▸ STATED PROBLEM
The entries below should be transcribed in their entirety, exactly as written.

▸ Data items
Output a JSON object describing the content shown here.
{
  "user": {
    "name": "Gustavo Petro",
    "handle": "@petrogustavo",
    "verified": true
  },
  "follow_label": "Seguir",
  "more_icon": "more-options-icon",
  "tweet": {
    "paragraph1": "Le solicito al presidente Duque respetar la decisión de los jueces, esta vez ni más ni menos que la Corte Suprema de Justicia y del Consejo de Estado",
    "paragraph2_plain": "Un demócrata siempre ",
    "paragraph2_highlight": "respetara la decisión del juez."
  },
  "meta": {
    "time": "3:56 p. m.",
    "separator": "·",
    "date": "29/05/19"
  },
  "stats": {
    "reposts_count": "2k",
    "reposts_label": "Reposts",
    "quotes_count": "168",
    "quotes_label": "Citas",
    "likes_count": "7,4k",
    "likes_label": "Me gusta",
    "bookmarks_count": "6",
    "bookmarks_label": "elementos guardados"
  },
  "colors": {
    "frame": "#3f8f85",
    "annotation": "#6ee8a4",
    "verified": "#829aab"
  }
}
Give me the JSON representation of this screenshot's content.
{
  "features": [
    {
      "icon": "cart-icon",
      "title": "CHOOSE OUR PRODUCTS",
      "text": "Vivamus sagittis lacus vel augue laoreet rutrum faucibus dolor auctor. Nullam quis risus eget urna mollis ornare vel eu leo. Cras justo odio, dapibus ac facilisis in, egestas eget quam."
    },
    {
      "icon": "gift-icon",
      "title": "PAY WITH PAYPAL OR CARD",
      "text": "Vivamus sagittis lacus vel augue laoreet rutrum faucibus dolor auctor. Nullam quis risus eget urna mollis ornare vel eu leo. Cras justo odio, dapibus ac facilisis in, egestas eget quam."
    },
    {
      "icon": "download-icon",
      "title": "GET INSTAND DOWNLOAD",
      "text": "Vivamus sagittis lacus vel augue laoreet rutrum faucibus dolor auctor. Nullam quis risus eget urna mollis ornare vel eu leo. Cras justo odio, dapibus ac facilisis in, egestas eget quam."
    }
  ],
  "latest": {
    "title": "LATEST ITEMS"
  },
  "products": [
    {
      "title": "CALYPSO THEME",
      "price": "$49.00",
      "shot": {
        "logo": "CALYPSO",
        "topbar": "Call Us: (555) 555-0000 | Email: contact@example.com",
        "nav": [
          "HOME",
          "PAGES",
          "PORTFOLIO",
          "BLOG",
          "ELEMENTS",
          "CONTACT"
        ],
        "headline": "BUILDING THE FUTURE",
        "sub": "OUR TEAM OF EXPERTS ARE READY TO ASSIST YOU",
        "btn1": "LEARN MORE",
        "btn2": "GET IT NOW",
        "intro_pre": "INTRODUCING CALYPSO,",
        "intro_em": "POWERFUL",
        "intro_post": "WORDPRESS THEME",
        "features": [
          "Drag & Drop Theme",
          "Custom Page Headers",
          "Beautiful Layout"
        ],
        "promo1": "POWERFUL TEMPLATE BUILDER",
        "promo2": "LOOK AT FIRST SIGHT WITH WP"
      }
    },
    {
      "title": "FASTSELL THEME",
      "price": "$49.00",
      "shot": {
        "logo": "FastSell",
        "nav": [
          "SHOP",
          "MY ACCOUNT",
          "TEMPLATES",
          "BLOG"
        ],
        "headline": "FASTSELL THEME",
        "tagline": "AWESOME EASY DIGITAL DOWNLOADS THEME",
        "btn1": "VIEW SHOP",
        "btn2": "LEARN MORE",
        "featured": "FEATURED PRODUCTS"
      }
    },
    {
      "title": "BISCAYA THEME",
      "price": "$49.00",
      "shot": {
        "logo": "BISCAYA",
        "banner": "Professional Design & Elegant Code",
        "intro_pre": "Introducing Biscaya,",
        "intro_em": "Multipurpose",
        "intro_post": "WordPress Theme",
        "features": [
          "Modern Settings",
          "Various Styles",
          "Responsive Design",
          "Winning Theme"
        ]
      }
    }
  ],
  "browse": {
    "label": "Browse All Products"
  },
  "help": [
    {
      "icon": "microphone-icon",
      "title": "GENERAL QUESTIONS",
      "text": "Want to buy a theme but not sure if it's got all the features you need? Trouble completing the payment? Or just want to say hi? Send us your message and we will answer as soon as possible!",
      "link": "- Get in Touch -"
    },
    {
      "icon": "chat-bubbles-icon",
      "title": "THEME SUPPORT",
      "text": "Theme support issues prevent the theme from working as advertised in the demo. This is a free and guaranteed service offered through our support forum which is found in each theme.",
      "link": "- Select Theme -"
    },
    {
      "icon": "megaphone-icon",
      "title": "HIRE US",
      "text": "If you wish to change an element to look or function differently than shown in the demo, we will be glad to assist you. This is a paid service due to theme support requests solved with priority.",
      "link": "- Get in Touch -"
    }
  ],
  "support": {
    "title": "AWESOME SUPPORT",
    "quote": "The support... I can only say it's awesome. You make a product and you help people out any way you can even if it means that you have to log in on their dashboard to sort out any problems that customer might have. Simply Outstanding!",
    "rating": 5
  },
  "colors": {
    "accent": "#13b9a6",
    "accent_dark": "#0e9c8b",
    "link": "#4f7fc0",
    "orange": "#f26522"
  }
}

▸ ANSWER TO THIS TASK
Output a JSON object describing the content shown here.
{
  "user": {
    "name": "Gustavo Petro",
    "handle": "@petrogustavo",
    "verified": true
  },
  "follow_label": "Seguir",
  "more_icon": "more-options-icon",
  "tweet": {
    "paragraph1": "Le solicito al presidente Duque respetar la decisión de los jueces, esta vez ni más ni menos que la Corte Suprema de Justicia y del Consejo de Estado",
    "paragraph2_plain": "Un demócrata siempre ",
    "paragraph2_highlight": "respetara la decisión del juez."
  },
  "meta": {
    "time": "3:56 p. m.",
    "separator": "·",
    "date": "29/05/19"
  },
  "stats": {
    "reposts_count": "2k",
    "reposts_label": "Reposts",
    "quotes_count": "168",
    "quotes_label": "Citas",
    "likes_count": "7,4k",
    "likes_label": "Me gusta",
    "bookmarks_count": "6",
    "bookmarks_label": "elementos guardados"
  },
  "colors": {
    "frame": "#3f8f85",
    "annotation": "#6ee8a4",
    "verified": "#829aab"
  }
}
Give me the JSON representation of this screenshot's content.
{
  "features": [
    {
      "icon": "cart-icon",
      "title": "CHOOSE OUR PRODUCTS",
      "text": "Vivamus sagittis lacus vel augue laoreet rutrum faucibus dolor auctor. Nullam quis risus eget urna mollis ornare vel eu leo. Cras justo odio, dapibus ac facilisis in, egestas eget quam."
    },
    {
      "icon": "gift-icon",
      "title": "PAY WITH PAYPAL OR CARD",
      "text": "Vivamus sagittis lacus vel augue laoreet rutrum faucibus dolor auctor. Nullam quis risus eget urna mollis ornare vel eu leo. Cras justo odio, dapibus ac facilisis in, egestas eget quam."
    },
    {
      "icon": "download-icon",
      "title": "GET INSTAND DOWNLOAD",
      "text": "Vivamus sagittis lacus vel augue laoreet rutrum faucibus dolor auctor. Nullam quis risus eget urna mollis ornare vel eu leo. Cras justo odio, dapibus ac facilisis in, egestas eget quam."
    }
  ],
  "latest": {
    "title": "LATEST ITEMS"
  },
  "products": [
    {
      "title": "CALYPSO THEME",
      "price": "$49.00",
      "shot": {
        "logo": "CALYPSO",
        "topbar": "Call Us: (555) 555-0000 | Email: contact@example.com",
        "nav": [
          "HOME",
          "PAGES",
          "PORTFOLIO",
          "BLOG",
          "ELEMENTS",
          "CONTACT"
        ],
        "headline": "BUILDING THE FUTURE",
        "sub": "OUR TEAM OF EXPERTS ARE READY TO ASSIST YOU",
        "btn1": "LEARN MORE",
        "btn2": "GET IT NOW",
        "intro_pre": "INTRODUCING CALYPSO,",
        "intro_em": "POWERFUL",
        "intro_post": "WORDPRESS THEME",
        "features": [
          "Drag & Drop Theme",
          "Custom Page Headers",
          "Beautiful Layout"
        ],
        "promo1": "POWERFUL TEMPLATE BUILDER",
        "promo2": "LOOK AT FIRST SIGHT WITH WP"
      }
    },
    {
      "title": "FASTSELL THEME",
      "price": "$49.00",
      "shot": {
        "logo": "FastSell",
        "nav": [
          "SHOP",
          "MY ACCOUNT",
          "TEMPLATES",
          "BLOG"
        ],
        "headline": "FASTSELL THEME",
        "tagline": "AWESOME EASY DIGITAL DOWNLOADS THEME",
        "btn1": "VIEW SHOP",
        "btn2": "LEARN MORE",
        "featured": "FEATURED PRODUCTS"
      }
    },
    {
      "title": "BISCAYA THEME",
      "price": "$49.00",
      "shot": {
        "logo": "BISCAYA",
        "banner": "Professional Design & Elegant Code",
        "intro_pre": "Introducing Biscaya,",
        "intro_em": "Multipurpose",
        "intro_post": "WordPress Theme",
        "features": [
          "Modern Settings",
          "Various Styles",
          "Responsive Design",
          "Winning Theme"
        ]
      }
    }
  ],
  "browse": {
    "label": "Browse All Products"
  },
  "help": [
    {
      "icon": "microphone-icon",
      "title": "GENERAL QUESTIONS",
      "text": "Want to buy a theme but not sure if it's got all the features you need? Trouble completing the payment? Or just want to say hi? Send us your message and we will answer as soon as possible!",
      "link": "- Get in Touch -"
    },
    {
      "icon": "chat-bubbles-icon",
      "title": "THEME SUPPORT",
      "text": "Theme support issues prevent the theme from working as advertised in the demo. This is a free and guaranteed service offered through our support forum which is found in each theme.",
      "link": "- Select Theme -"
    },
    {
      "icon": "megaphone-icon",
      "title": "HIRE US",
      "text": "If you wish to change an element to look or function differently than shown in the demo, we will be glad to assist you. This is a paid service due to theme support requests solved with priority.",
      "link": "- Get in Touch -"
    }
  ],
  "support": {
    "title": "AWESOME SUPPORT",
    "quote": "The support... I can only say it's awesome. You make a product and you help people out any way you can even if it means that you have to log in on their dashboard to sort out any problems that customer might have. Simply Outstanding!",
    "rating": 5
  },
  "colors": {
    "accent": "#13b9a6",
    "accent_dark": "#0e9c8b",
    "link": "#4f7fc0",
    "orange": "#f26522"
  }
}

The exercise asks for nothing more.